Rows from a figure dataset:
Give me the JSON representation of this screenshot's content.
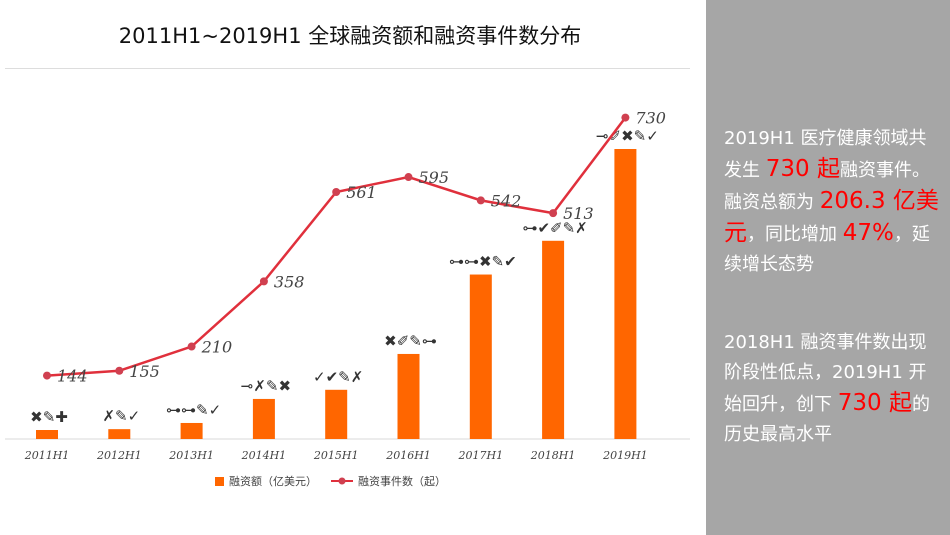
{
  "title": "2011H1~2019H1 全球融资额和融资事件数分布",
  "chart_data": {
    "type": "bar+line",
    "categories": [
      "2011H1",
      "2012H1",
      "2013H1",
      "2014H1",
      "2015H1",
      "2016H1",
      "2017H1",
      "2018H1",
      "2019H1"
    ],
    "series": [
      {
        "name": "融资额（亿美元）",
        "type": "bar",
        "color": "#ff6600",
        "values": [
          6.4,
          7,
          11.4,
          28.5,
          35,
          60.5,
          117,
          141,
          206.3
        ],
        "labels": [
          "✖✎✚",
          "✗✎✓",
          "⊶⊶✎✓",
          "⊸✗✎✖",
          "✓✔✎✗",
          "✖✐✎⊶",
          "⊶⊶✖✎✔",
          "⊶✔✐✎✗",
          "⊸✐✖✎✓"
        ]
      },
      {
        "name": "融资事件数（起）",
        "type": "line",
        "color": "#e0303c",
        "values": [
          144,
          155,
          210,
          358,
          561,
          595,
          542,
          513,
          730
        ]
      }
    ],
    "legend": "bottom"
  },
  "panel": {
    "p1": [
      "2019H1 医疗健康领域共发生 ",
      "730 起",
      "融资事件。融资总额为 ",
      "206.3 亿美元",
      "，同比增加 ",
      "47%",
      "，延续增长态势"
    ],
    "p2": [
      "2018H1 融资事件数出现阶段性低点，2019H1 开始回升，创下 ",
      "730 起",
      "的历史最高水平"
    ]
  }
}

§ Work to do: Output, exactly, all the records above; include no pictures.

§ Reply to the exercise:
Give me the JSON representation of this screenshot's content.
{
  "title": "2011H1~2019H1 全球融资额和融资事件数分布",
  "chart_data": {
    "type": "bar+line",
    "categories": [
      "2011H1",
      "2012H1",
      "2013H1",
      "2014H1",
      "2015H1",
      "2016H1",
      "2017H1",
      "2018H1",
      "2019H1"
    ],
    "series": [
      {
        "name": "融资额（亿美元）",
        "type": "bar",
        "color": "#ff6600",
        "values": [
          6.4,
          7,
          11.4,
          28.5,
          35,
          60.5,
          117,
          141,
          206.3
        ],
        "labels": [
          "✖✎✚",
          "✗✎✓",
          "⊶⊶✎✓",
          "⊸✗✎✖",
          "✓✔✎✗",
          "✖✐✎⊶",
          "⊶⊶✖✎✔",
          "⊶✔✐✎✗",
          "⊸✐✖✎✓"
        ]
      },
      {
        "name": "融资事件数（起）",
        "type": "line",
        "color": "#e0303c",
        "values": [
          144,
          155,
          210,
          358,
          561,
          595,
          542,
          513,
          730
        ]
      }
    ],
    "legend": "bottom"
  },
  "panel": {
    "p1": [
      "2019H1 医疗健康领域共发生 ",
      "730 起",
      "融资事件。融资总额为 ",
      "206.3 亿美元",
      "，同比增加 ",
      "47%",
      "，延续增长态势"
    ],
    "p2": [
      "2018H1 融资事件数出现阶段性低点，2019H1 开始回升，创下 ",
      "730 起",
      "的历史最高水平"
    ]
  }
}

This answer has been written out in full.